Chart and figure data:
######

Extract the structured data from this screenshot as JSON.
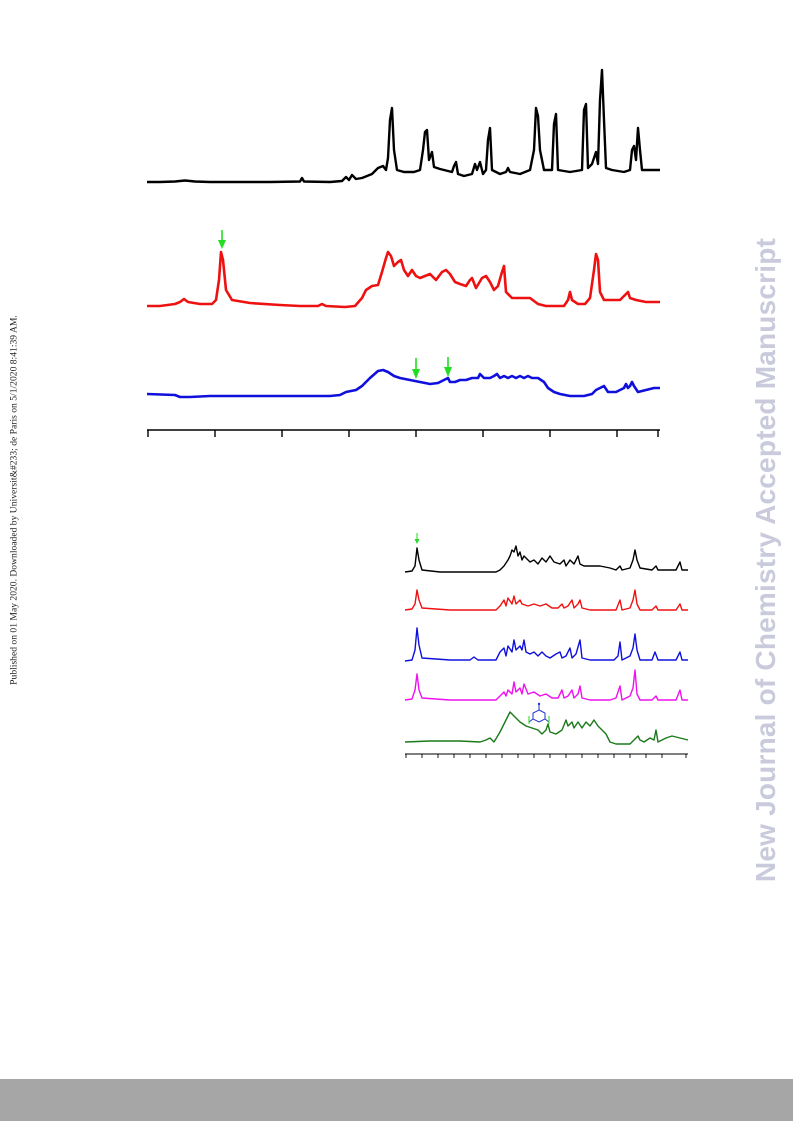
{
  "side_note": "Published on 01 May 2020. Downloaded by Universit&#233; de Paris on 5/1/2020 8:41:39 AM.",
  "watermark": "New Journal of Chemistry Accepted Manuscript",
  "colors": {
    "black_trace": "#000000",
    "red_trace": "#ee1111",
    "blue_trace": "#1010dd",
    "magenta_trace": "#ee11ee",
    "green_trace": "#1a7a1a",
    "marker_arrow": "#22dd22",
    "molecule": "#2233cc",
    "footer": "#a6a6a6",
    "watermark": "#c9cbdc"
  },
  "figure_a": {
    "axis": {
      "major_tick_count": 9
    },
    "markers": [
      "green-arrow",
      "green-arrow",
      "green-arrow"
    ]
  },
  "figure_b": {
    "axis": {
      "major_tick_count": 18
    },
    "markers": [
      "green-arrow"
    ],
    "inset": "molecule-structure"
  }
}
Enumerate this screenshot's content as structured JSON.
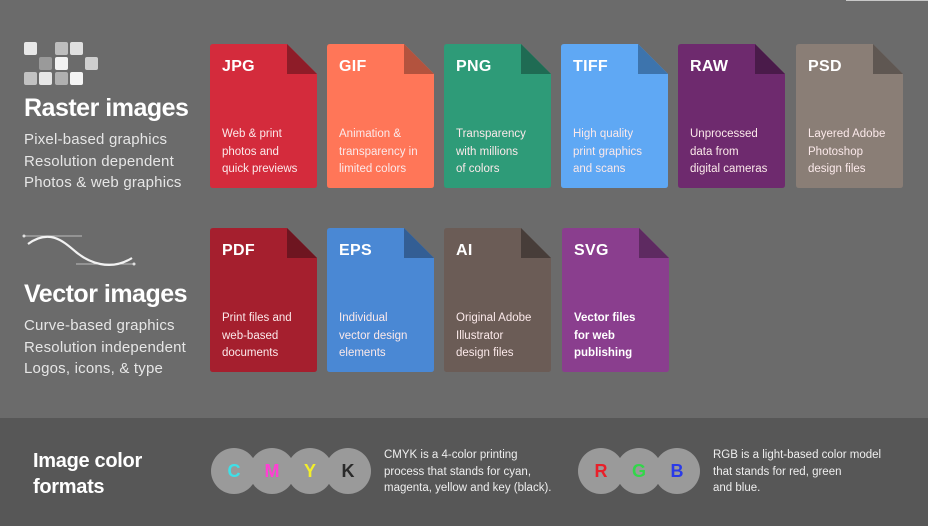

######

INSTRUCTIONS TO FOLLOW:
List each line of the entries that holds the string "screenshot".

THE SOLUTION:
Extract the structured data from this screenshot as JSON.
Enumerate this screenshot's content as structured JSON.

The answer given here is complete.